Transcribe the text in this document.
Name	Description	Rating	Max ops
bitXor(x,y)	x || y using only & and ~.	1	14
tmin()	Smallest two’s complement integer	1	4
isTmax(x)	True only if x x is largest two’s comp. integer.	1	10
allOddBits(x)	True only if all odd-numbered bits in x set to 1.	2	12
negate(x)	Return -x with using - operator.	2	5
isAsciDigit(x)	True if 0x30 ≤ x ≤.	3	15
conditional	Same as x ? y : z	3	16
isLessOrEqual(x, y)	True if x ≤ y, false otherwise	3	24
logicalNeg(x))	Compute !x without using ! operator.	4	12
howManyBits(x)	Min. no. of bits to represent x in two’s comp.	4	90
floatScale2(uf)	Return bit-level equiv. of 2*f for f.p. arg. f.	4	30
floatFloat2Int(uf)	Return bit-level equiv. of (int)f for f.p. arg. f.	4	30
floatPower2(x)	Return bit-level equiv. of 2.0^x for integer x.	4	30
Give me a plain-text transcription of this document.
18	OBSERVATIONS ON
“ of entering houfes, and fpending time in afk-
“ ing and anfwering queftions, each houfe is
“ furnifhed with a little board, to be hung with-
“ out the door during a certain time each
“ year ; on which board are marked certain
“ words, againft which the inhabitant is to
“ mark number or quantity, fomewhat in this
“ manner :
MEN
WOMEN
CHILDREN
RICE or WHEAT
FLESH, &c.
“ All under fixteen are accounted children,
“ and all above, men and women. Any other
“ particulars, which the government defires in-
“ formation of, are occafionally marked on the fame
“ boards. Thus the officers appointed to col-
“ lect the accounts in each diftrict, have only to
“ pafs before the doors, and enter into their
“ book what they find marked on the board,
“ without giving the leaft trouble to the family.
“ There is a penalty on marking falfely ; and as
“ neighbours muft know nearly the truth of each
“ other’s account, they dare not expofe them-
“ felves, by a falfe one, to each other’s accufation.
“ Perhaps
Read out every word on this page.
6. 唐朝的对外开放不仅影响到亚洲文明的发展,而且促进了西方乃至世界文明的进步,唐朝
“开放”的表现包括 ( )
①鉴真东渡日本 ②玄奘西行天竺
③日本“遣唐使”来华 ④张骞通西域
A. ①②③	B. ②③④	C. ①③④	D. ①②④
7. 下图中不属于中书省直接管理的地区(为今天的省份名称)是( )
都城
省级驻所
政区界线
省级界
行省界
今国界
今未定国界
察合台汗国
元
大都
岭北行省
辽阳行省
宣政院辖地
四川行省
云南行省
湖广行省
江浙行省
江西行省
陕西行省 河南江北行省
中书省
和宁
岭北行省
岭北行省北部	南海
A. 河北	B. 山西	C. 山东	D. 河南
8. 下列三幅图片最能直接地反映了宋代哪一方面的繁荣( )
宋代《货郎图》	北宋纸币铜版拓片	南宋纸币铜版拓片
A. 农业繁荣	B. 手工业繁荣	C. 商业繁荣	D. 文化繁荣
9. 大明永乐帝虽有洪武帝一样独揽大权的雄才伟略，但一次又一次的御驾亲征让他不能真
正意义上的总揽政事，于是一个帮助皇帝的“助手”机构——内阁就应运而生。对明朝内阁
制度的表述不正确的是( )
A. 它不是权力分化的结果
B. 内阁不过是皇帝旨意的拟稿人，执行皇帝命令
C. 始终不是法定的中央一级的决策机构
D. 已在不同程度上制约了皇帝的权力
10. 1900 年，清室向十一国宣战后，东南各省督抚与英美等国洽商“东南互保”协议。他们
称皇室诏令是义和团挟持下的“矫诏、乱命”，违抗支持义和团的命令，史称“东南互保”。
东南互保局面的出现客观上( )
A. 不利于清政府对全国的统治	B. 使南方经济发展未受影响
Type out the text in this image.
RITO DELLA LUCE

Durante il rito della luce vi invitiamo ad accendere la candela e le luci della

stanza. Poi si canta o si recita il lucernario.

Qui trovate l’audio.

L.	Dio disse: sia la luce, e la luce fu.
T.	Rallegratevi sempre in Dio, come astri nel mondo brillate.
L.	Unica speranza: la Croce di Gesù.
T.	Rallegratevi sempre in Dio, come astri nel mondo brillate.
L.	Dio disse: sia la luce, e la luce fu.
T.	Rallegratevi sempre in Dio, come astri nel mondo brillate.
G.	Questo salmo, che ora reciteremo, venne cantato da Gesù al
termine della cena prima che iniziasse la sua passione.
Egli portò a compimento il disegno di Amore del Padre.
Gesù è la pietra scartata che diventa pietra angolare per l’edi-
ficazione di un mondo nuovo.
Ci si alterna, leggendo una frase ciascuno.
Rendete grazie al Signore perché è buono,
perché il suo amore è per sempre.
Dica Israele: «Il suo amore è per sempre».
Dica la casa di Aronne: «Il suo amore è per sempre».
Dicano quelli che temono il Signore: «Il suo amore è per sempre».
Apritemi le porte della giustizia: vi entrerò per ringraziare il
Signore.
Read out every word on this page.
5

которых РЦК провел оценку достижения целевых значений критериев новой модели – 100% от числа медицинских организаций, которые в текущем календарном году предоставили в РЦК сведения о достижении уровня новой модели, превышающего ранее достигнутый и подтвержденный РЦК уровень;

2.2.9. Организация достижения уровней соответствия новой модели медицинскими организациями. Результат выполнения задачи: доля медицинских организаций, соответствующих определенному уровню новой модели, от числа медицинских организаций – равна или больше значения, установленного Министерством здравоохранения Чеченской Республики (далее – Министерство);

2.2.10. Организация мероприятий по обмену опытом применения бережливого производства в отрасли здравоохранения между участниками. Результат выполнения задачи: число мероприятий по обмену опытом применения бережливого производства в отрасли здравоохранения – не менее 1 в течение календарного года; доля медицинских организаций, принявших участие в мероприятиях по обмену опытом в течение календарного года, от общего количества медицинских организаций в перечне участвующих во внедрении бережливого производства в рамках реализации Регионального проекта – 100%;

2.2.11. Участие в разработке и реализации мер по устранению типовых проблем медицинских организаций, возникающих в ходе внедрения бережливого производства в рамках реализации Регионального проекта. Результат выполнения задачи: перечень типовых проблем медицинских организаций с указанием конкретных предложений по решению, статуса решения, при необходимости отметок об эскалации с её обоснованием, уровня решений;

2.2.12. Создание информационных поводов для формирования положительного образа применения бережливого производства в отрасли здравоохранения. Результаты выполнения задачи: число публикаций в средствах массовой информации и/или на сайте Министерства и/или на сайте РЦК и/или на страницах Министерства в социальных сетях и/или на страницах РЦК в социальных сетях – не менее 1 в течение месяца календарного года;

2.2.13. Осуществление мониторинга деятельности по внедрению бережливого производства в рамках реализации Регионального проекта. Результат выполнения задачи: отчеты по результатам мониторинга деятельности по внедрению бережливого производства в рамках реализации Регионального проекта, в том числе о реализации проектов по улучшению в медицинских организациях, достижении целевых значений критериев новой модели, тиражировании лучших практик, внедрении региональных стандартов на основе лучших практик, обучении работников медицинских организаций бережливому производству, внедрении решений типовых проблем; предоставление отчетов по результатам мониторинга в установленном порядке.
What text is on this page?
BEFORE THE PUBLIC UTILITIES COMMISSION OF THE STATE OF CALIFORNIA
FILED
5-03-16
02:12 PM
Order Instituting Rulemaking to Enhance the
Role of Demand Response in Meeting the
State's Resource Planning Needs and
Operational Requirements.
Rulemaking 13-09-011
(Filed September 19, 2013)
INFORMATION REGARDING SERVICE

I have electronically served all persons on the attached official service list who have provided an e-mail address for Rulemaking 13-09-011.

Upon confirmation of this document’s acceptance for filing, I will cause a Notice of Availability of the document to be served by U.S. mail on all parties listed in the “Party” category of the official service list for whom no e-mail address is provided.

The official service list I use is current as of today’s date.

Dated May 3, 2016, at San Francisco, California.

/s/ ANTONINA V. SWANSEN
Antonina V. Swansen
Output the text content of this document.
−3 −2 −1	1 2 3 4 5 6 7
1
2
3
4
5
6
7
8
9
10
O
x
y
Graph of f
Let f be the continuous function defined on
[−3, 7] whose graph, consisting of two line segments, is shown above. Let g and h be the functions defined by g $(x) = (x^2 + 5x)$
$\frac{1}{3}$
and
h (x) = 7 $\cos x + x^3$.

| Challenge |
Find the string "equiv" in the listing and return every line that holds it.

| Finished answer |
floatScale2(uf)	Return bit-level equiv. of 2*f for f.p. arg. f.	4	30
floatFloat2Int(uf)	Return bit-level equiv. of (int)f for f.p. arg. f.	4	30
floatPower2(x)	Return bit-level equiv. of 2.0^x for integer x.	4	30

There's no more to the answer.